__Your objective__
Report every line in the listing that contains the string "times".
>>>>>
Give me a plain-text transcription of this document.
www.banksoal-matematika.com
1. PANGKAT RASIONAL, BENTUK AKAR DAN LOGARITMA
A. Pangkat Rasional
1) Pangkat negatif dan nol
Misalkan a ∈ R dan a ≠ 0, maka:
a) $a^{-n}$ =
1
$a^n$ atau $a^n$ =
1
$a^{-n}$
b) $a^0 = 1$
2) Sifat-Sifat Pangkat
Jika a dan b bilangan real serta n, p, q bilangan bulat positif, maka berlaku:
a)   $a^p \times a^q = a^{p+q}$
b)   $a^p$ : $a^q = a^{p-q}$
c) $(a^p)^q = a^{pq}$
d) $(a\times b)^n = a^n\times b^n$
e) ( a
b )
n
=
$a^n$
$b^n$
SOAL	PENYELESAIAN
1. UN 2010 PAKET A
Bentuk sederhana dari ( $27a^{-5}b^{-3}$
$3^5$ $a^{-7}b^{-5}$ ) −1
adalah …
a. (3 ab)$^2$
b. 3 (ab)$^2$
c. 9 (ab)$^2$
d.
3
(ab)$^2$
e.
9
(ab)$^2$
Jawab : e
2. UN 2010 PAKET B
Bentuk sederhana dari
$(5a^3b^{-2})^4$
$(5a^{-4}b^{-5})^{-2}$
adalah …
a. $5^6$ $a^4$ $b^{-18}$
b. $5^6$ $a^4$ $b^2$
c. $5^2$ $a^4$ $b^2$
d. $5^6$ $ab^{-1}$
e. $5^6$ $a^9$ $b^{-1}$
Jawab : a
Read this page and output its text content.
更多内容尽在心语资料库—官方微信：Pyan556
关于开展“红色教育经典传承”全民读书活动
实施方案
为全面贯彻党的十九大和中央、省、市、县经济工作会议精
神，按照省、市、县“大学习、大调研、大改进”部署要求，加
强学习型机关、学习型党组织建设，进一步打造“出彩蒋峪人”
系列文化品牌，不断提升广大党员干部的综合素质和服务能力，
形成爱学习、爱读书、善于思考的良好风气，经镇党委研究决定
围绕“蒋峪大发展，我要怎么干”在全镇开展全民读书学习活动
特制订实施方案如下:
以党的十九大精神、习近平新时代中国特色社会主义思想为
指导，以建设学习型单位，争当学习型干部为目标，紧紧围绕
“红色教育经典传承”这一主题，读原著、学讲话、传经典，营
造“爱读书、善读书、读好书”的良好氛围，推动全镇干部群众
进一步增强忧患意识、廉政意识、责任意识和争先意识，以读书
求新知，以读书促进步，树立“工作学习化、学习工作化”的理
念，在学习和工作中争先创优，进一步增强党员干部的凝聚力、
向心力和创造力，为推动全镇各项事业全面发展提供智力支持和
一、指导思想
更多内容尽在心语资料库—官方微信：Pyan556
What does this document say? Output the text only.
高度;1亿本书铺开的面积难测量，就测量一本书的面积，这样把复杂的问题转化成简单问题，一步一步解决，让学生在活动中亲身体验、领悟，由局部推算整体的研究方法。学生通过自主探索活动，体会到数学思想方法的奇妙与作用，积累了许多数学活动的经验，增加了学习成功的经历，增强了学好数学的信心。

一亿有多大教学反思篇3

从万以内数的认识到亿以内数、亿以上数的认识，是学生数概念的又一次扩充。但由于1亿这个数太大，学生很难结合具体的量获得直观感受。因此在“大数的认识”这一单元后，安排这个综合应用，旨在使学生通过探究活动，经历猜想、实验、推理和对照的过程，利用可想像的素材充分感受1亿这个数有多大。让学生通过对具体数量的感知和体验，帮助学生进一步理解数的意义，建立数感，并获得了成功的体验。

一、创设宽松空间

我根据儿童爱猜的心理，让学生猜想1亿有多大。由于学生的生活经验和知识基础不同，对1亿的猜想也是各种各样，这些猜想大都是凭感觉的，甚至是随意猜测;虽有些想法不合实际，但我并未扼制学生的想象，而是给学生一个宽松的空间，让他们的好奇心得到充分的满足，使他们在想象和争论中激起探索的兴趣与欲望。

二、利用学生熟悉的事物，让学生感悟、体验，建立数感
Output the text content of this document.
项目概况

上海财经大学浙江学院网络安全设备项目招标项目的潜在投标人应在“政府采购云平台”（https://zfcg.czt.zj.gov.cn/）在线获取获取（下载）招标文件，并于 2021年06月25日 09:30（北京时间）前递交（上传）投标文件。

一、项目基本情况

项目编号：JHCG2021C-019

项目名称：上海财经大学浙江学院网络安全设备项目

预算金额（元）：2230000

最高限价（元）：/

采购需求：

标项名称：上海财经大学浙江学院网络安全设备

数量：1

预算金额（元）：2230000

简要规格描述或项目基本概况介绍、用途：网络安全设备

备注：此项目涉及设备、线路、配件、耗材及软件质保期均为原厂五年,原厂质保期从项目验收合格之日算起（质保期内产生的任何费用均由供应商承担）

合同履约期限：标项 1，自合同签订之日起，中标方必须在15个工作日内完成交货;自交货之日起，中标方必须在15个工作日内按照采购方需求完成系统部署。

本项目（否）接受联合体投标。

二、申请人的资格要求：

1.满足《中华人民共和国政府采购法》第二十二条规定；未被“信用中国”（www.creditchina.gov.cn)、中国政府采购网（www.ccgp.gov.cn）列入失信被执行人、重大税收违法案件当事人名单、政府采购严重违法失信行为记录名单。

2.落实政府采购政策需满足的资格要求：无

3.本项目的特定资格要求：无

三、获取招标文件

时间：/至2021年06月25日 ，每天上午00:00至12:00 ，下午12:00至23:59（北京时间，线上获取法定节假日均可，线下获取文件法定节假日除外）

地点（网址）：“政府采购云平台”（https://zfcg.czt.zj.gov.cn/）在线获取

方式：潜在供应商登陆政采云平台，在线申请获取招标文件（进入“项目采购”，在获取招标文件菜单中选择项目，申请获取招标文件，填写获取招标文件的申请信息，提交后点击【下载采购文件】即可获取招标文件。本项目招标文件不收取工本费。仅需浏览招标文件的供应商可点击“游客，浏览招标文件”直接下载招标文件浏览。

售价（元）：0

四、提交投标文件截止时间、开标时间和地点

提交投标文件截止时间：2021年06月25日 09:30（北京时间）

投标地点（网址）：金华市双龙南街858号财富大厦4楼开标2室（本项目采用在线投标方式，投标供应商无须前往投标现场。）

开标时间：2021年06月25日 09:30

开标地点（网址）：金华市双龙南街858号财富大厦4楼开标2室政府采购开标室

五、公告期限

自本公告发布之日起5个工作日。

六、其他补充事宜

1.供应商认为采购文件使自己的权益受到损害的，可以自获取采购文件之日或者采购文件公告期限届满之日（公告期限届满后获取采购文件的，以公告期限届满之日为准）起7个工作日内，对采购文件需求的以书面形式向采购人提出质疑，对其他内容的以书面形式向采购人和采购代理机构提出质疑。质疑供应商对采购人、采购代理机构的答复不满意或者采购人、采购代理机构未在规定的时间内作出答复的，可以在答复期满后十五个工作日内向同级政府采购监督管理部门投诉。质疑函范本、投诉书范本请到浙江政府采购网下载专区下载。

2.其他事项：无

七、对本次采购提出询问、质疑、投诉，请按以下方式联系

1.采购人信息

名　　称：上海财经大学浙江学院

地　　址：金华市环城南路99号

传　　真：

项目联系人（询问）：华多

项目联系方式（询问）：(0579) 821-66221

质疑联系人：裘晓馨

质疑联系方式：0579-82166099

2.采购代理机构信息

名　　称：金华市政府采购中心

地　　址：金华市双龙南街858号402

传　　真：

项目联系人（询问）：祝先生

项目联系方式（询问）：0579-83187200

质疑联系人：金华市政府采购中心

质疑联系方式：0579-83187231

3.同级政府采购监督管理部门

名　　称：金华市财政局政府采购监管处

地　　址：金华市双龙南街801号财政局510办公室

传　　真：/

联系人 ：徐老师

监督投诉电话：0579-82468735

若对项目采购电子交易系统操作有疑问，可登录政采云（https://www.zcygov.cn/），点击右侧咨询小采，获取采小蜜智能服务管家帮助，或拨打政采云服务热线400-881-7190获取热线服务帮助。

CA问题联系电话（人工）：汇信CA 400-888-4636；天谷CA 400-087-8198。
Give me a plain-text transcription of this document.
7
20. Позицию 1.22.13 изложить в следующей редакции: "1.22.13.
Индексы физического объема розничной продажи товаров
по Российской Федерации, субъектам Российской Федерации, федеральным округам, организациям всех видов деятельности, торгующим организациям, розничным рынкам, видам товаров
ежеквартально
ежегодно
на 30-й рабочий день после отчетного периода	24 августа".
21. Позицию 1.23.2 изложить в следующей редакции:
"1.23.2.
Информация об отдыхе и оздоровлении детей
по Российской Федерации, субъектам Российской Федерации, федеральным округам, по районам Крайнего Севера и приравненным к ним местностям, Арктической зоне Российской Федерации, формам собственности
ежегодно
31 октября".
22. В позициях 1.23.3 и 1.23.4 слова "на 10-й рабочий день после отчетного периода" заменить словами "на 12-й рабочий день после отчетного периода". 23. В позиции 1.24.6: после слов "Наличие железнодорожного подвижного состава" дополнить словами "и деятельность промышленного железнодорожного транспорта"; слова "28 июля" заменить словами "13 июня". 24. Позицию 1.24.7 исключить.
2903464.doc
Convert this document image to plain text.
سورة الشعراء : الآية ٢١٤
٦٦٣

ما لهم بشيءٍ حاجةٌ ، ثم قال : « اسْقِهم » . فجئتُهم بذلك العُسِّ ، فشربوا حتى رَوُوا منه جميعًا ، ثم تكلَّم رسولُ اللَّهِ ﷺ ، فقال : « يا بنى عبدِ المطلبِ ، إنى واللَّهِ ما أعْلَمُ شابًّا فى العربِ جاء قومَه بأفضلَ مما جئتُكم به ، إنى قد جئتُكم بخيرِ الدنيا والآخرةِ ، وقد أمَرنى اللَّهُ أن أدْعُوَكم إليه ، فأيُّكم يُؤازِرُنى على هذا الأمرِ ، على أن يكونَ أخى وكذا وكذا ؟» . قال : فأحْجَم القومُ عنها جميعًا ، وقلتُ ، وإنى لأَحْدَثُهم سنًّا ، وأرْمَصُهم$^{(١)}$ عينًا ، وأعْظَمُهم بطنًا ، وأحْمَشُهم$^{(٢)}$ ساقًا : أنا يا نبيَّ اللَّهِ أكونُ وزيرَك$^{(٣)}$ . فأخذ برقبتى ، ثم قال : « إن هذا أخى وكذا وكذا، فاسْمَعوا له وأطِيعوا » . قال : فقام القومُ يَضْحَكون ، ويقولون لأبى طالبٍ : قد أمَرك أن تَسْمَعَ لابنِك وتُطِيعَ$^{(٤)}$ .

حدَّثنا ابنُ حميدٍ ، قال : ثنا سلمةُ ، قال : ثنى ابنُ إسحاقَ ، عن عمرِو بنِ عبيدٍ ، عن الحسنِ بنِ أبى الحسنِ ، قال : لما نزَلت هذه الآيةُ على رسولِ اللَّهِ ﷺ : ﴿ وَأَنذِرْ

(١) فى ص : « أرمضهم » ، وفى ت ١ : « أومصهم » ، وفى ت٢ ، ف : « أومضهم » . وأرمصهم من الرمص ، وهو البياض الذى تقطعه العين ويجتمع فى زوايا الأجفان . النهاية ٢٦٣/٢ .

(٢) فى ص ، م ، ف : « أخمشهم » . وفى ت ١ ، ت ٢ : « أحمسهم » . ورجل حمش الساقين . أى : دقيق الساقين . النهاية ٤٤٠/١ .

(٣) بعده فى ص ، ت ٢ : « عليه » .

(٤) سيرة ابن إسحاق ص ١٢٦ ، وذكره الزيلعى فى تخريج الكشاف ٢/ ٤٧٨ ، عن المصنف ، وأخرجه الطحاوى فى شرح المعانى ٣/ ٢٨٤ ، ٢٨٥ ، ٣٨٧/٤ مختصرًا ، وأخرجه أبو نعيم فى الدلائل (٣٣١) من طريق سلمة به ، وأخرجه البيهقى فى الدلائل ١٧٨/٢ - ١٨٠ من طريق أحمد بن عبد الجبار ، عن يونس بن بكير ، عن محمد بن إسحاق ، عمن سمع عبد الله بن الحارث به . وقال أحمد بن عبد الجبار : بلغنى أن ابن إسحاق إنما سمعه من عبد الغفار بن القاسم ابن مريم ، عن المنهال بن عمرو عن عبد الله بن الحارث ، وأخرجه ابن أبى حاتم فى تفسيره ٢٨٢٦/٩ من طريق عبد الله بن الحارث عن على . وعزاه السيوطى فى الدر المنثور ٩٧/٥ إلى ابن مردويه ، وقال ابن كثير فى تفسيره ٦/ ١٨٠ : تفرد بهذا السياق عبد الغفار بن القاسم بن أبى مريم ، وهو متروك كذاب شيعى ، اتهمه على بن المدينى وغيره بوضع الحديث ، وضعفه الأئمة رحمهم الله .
<<<<<
__Answer for the task__
a)   $a^p \times a^q = a^{p+q}$
d) $(a\times b)^n = a^n\times b^n$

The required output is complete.